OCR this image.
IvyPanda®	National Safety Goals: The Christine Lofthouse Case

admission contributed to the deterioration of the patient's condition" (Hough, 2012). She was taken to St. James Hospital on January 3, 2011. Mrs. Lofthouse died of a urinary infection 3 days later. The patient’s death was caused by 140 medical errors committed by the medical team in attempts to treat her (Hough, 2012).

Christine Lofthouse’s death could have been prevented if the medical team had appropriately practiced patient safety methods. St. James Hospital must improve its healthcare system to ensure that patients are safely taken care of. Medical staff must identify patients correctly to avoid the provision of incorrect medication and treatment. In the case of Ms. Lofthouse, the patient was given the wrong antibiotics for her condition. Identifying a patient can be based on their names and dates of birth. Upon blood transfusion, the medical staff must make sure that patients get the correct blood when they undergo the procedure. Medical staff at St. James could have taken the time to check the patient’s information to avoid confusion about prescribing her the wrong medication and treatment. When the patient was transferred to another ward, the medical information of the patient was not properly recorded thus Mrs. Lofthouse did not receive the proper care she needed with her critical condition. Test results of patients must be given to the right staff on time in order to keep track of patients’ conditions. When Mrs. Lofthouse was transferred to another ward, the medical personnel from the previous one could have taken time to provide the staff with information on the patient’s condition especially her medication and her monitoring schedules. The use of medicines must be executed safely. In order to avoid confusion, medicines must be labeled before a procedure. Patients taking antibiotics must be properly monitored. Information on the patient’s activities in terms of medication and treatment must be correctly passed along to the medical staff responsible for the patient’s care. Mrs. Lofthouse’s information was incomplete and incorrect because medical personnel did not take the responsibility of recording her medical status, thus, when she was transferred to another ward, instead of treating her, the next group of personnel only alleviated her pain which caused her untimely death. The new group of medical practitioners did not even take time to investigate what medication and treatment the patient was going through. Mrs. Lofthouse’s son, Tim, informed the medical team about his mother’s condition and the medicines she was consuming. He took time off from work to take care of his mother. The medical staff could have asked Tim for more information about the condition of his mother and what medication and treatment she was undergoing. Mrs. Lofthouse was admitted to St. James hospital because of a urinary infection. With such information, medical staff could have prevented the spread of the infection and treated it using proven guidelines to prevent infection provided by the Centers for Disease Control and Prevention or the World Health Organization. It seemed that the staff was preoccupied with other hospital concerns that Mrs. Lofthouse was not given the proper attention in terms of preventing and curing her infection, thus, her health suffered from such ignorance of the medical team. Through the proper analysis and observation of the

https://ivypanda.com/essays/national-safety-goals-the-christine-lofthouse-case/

▶ _Work required_: Output the complete data exactly as written.

▶ _Result_:
OCR this image.
IvyPanda®	National Safety Goals: The Christine Lofthouse Case

admission contributed to the deterioration of the patient's condition" (Hough, 2012). She was taken to St. James Hospital on January 3, 2011. Mrs. Lofthouse died of a urinary infection 3 days later. The patient’s death was caused by 140 medical errors committed by the medical team in attempts to treat her (Hough, 2012).

Christine Lofthouse’s death could have been prevented if the medical team had appropriately practiced patient safety methods. St. James Hospital must improve its healthcare system to ensure that patients are safely taken care of. Medical staff must identify patients correctly to avoid the provision of incorrect medication and treatment. In the case of Ms. Lofthouse, the patient was given the wrong antibiotics for her condition. Identifying a patient can be based on their names and dates of birth. Upon blood transfusion, the medical staff must make sure that patients get the correct blood when they undergo the procedure. Medical staff at St. James could have taken the time to check the patient’s information to avoid confusion about prescribing her the wrong medication and treatment. When the patient was transferred to another ward, the medical information of the patient was not properly recorded thus Mrs. Lofthouse did not receive the proper care she needed with her critical condition. Test results of patients must be given to the right staff on time in order to keep track of patients’ conditions. When Mrs. Lofthouse was transferred to another ward, the medical personnel from the previous one could have taken time to provide the staff with information on the patient’s condition especially her medication and her monitoring schedules. The use of medicines must be executed safely. In order to avoid confusion, medicines must be labeled before a procedure. Patients taking antibiotics must be properly monitored. Information on the patient’s activities in terms of medication and treatment must be correctly passed along to the medical staff responsible for the patient’s care. Mrs. Lofthouse’s information was incomplete and incorrect because medical personnel did not take the responsibility of recording her medical status, thus, when she was transferred to another ward, instead of treating her, the next group of personnel only alleviated her pain which caused her untimely death. The new group of medical practitioners did not even take time to investigate what medication and treatment the patient was going through. Mrs. Lofthouse’s son, Tim, informed the medical team about his mother’s condition and the medicines she was consuming. He took time off from work to take care of his mother. The medical staff could have asked Tim for more information about the condition of his mother and what medication and treatment she was undergoing. Mrs. Lofthouse was admitted to St. James hospital because of a urinary infection. With such information, medical staff could have prevented the spread of the infection and treated it using proven guidelines to prevent infection provided by the Centers for Disease Control and Prevention or the World Health Organization. It seemed that the staff was preoccupied with other hospital concerns that Mrs. Lofthouse was not given the proper attention in terms of preventing and curing her infection, thus, her health suffered from such ignorance of the medical team. Through the proper analysis and observation of the

https://ivypanda.com/essays/national-safety-goals-the-christine-lofthouse-case/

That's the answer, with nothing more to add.